(Data records)

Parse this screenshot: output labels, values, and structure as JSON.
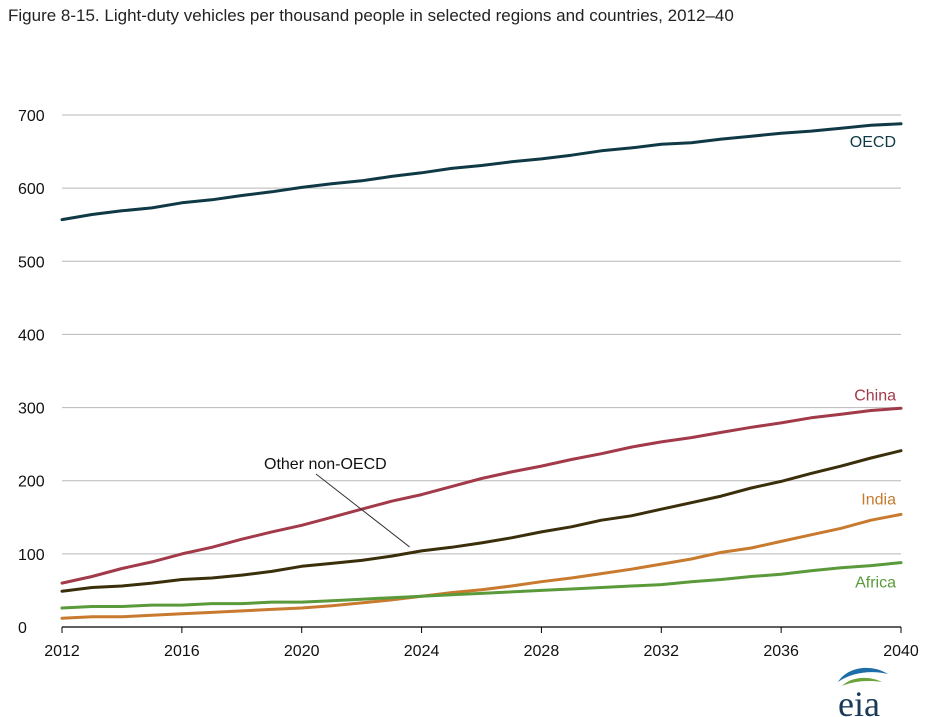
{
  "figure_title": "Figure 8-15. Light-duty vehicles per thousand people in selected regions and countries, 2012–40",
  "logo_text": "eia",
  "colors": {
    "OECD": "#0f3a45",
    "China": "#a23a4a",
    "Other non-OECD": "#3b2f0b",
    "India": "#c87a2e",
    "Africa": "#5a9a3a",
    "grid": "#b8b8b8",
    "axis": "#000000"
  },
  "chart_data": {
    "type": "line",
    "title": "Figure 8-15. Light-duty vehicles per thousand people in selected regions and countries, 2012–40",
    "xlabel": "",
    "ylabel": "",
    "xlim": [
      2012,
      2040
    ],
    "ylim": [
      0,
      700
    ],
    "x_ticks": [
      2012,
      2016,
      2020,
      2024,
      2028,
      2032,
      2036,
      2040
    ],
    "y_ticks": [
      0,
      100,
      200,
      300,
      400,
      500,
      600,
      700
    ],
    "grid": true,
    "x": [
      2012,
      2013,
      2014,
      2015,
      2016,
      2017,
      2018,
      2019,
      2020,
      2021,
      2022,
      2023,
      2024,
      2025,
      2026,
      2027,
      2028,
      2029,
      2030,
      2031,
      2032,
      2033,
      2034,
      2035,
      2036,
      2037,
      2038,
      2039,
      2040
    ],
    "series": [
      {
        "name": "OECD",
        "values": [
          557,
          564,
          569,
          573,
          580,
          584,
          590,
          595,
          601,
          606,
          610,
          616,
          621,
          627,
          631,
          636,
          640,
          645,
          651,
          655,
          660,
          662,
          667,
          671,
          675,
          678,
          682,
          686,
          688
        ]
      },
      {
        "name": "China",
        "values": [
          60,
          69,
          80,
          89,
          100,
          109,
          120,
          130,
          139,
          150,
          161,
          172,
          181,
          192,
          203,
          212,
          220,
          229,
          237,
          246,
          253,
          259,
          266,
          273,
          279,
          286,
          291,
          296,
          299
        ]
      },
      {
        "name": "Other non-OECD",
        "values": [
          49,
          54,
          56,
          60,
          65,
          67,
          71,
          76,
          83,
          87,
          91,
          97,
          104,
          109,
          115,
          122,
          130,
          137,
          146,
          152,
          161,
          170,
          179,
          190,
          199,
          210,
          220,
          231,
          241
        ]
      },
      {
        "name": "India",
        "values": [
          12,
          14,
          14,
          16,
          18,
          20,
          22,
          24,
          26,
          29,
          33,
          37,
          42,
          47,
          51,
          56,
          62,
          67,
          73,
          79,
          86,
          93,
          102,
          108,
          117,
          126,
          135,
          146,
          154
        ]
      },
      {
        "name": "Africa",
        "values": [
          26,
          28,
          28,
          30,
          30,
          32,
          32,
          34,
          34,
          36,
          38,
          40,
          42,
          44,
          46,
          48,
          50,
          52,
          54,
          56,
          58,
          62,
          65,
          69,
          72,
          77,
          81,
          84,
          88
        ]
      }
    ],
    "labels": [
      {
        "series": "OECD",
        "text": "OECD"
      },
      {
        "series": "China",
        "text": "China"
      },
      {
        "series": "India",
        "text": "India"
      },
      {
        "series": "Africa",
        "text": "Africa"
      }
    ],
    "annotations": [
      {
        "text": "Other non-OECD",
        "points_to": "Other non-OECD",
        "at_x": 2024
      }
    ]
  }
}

GIVEN EXERCISE: Identify every line holding the word "Other" and copy it out.

THE RESPONSE:
    "Other non-OECD": "#3b2f0b",
        "name": "Other non-OECD",
        "text": "Other non-OECD",
        "points_to": "Other non-OECD",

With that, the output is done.